** START OF Provided information **

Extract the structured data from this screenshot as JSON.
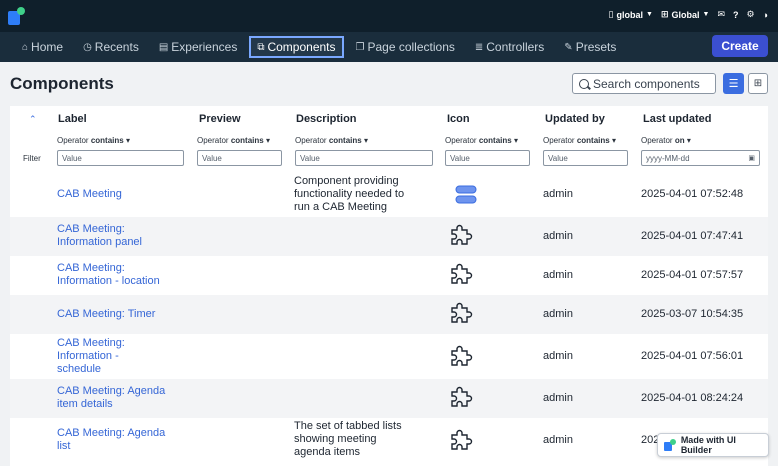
{
  "topbar": {
    "scope_label": "global",
    "app_label": "Global"
  },
  "nav": {
    "tabs": [
      {
        "label": "Home",
        "icon": "home-icon"
      },
      {
        "label": "Recents",
        "icon": "clock-icon"
      },
      {
        "label": "Experiences",
        "icon": "window-icon"
      },
      {
        "label": "Components",
        "icon": "components-icon"
      },
      {
        "label": "Page collections",
        "icon": "pages-icon"
      },
      {
        "label": "Controllers",
        "icon": "database-icon"
      },
      {
        "label": "Presets",
        "icon": "brush-icon"
      }
    ],
    "create_label": "Create"
  },
  "page": {
    "title": "Components",
    "search_placeholder": "Search components"
  },
  "table": {
    "columns": [
      "Label",
      "Preview",
      "Description",
      "Icon",
      "Updated by",
      "Last updated"
    ],
    "filter_label": "Filter",
    "operator_prefix": "Operator",
    "operators": [
      "contains",
      "contains",
      "contains",
      "contains",
      "contains",
      "on"
    ],
    "filter_placeholders": [
      "Value",
      "Value",
      "Value",
      "Value",
      "Value",
      "yyyy-MM-dd"
    ],
    "rows": [
      {
        "label": "CAB Meeting",
        "description": "Component providing functionality needed to run a CAB Meeting",
        "icon": "stacked-blocks-icon",
        "updated_by": "admin",
        "last_updated": "2025-04-01 07:52:48"
      },
      {
        "label": "CAB Meeting: Information panel",
        "description": "",
        "icon": "puzzle-icon",
        "updated_by": "admin",
        "last_updated": "2025-04-01 07:47:41"
      },
      {
        "label": "CAB Meeting: Information - location",
        "description": "",
        "icon": "puzzle-icon",
        "updated_by": "admin",
        "last_updated": "2025-04-01 07:57:57"
      },
      {
        "label": "CAB Meeting: Timer",
        "description": "",
        "icon": "puzzle-icon",
        "updated_by": "admin",
        "last_updated": "2025-03-07 10:54:35"
      },
      {
        "label": "CAB Meeting: Information - schedule",
        "description": "",
        "icon": "puzzle-icon",
        "updated_by": "admin",
        "last_updated": "2025-04-01 07:56:01"
      },
      {
        "label": "CAB Meeting: Agenda item details",
        "description": "",
        "icon": "puzzle-icon",
        "updated_by": "admin",
        "last_updated": "2025-04-01 08:24:24"
      },
      {
        "label": "CAB Meeting: Agenda list",
        "description": "The set of tabbed lists showing meeting agenda items",
        "icon": "puzzle-icon",
        "updated_by": "admin",
        "last_updated": "202"
      }
    ]
  },
  "badge": {
    "label": "Made with UI Builder"
  }
}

** END OF Provided information **

◆ **Task details**
Pictures stay out; reproduce every line of the records exactly.

◆ **Response**
Extract the structured data from this screenshot as JSON.
{
  "topbar": {
    "scope_label": "global",
    "app_label": "Global"
  },
  "nav": {
    "tabs": [
      {
        "label": "Home",
        "icon": "home-icon"
      },
      {
        "label": "Recents",
        "icon": "clock-icon"
      },
      {
        "label": "Experiences",
        "icon": "window-icon"
      },
      {
        "label": "Components",
        "icon": "components-icon"
      },
      {
        "label": "Page collections",
        "icon": "pages-icon"
      },
      {
        "label": "Controllers",
        "icon": "database-icon"
      },
      {
        "label": "Presets",
        "icon": "brush-icon"
      }
    ],
    "create_label": "Create"
  },
  "page": {
    "title": "Components",
    "search_placeholder": "Search components"
  },
  "table": {
    "columns": [
      "Label",
      "Preview",
      "Description",
      "Icon",
      "Updated by",
      "Last updated"
    ],
    "filter_label": "Filter",
    "operator_prefix": "Operator",
    "operators": [
      "contains",
      "contains",
      "contains",
      "contains",
      "contains",
      "on"
    ],
    "filter_placeholders": [
      "Value",
      "Value",
      "Value",
      "Value",
      "Value",
      "yyyy-MM-dd"
    ],
    "rows": [
      {
        "label": "CAB Meeting",
        "description": "Component providing functionality needed to run a CAB Meeting",
        "icon": "stacked-blocks-icon",
        "updated_by": "admin",
        "last_updated": "2025-04-01 07:52:48"
      },
      {
        "label": "CAB Meeting: Information panel",
        "description": "",
        "icon": "puzzle-icon",
        "updated_by": "admin",
        "last_updated": "2025-04-01 07:47:41"
      },
      {
        "label": "CAB Meeting: Information - location",
        "description": "",
        "icon": "puzzle-icon",
        "updated_by": "admin",
        "last_updated": "2025-04-01 07:57:57"
      },
      {
        "label": "CAB Meeting: Timer",
        "description": "",
        "icon": "puzzle-icon",
        "updated_by": "admin",
        "last_updated": "2025-03-07 10:54:35"
      },
      {
        "label": "CAB Meeting: Information - schedule",
        "description": "",
        "icon": "puzzle-icon",
        "updated_by": "admin",
        "last_updated": "2025-04-01 07:56:01"
      },
      {
        "label": "CAB Meeting: Agenda item details",
        "description": "",
        "icon": "puzzle-icon",
        "updated_by": "admin",
        "last_updated": "2025-04-01 08:24:24"
      },
      {
        "label": "CAB Meeting: Agenda list",
        "description": "The set of tabbed lists showing meeting agenda items",
        "icon": "puzzle-icon",
        "updated_by": "admin",
        "last_updated": "202"
      }
    ]
  },
  "badge": {
    "label": "Made with UI Builder"
  }
}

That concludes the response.